Records from a collection of figures
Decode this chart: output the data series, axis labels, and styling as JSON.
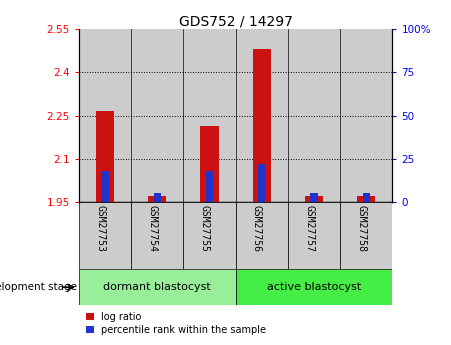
{
  "title": "GDS752 / 14297",
  "samples": [
    "GSM27753",
    "GSM27754",
    "GSM27755",
    "GSM27756",
    "GSM27757",
    "GSM27758"
  ],
  "log_ratio_values": [
    2.265,
    1.97,
    2.215,
    2.48,
    1.97,
    1.97
  ],
  "percentile_values": [
    18,
    5,
    18,
    22,
    5,
    5
  ],
  "ylim_left": [
    1.95,
    2.55
  ],
  "ylim_right": [
    0,
    100
  ],
  "yticks_left": [
    1.95,
    2.1,
    2.25,
    2.4,
    2.55
  ],
  "yticks_right": [
    0,
    25,
    50,
    75,
    100
  ],
  "ytick_labels_left": [
    "1.95",
    "2.1",
    "2.25",
    "2.4",
    "2.55"
  ],
  "ytick_labels_right": [
    "0",
    "25",
    "50",
    "75",
    "100%"
  ],
  "groups": [
    {
      "label": "dormant blastocyst",
      "indices": [
        0,
        1,
        2
      ],
      "color": "#99ee99"
    },
    {
      "label": "active blastocyst",
      "indices": [
        3,
        4,
        5
      ],
      "color": "#44ee44"
    }
  ],
  "group_label": "development stage",
  "bar_width": 0.35,
  "log_ratio_color": "#cc1111",
  "percentile_color": "#2233cc",
  "bar_bg_color": "#cccccc",
  "title_fontsize": 10,
  "tick_fontsize": 7.5,
  "legend_fontsize": 7,
  "sample_fontsize": 7
}
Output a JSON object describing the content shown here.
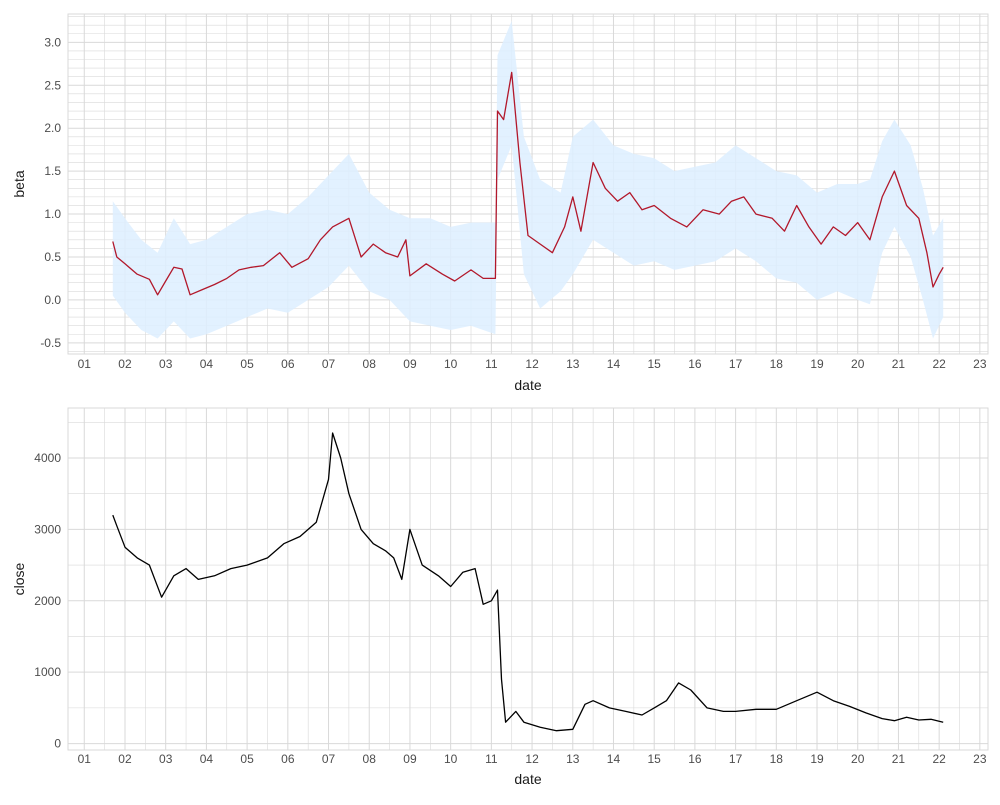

__What you should do__
Pictures are not part of the copy; output everything else in the records exactly.

__Result of this exercise__
Decode this chart: output the data series, axis labels, and styling as JSON.
{
  "title": "GDS752 / 14297",
  "samples": [
    "GSM27753",
    "GSM27754",
    "GSM27755",
    "GSM27756",
    "GSM27757",
    "GSM27758"
  ],
  "log_ratio_values": [
    2.265,
    1.97,
    2.215,
    2.48,
    1.97,
    1.97
  ],
  "percentile_values": [
    18,
    5,
    18,
    22,
    5,
    5
  ],
  "ylim_left": [
    1.95,
    2.55
  ],
  "ylim_right": [
    0,
    100
  ],
  "yticks_left": [
    1.95,
    2.1,
    2.25,
    2.4,
    2.55
  ],
  "yticks_right": [
    0,
    25,
    50,
    75,
    100
  ],
  "ytick_labels_left": [
    "1.95",
    "2.1",
    "2.25",
    "2.4",
    "2.55"
  ],
  "ytick_labels_right": [
    "0",
    "25",
    "50",
    "75",
    "100%"
  ],
  "groups": [
    {
      "label": "dormant blastocyst",
      "indices": [
        0,
        1,
        2
      ],
      "color": "#99ee99"
    },
    {
      "label": "active blastocyst",
      "indices": [
        3,
        4,
        5
      ],
      "color": "#44ee44"
    }
  ],
  "group_label": "development stage",
  "bar_width": 0.35,
  "log_ratio_color": "#cc1111",
  "percentile_color": "#2233cc",
  "bar_bg_color": "#cccccc",
  "title_fontsize": 10,
  "tick_fontsize": 7.5,
  "legend_fontsize": 7,
  "sample_fontsize": 7
}
Output a JSON object describing the content shown here.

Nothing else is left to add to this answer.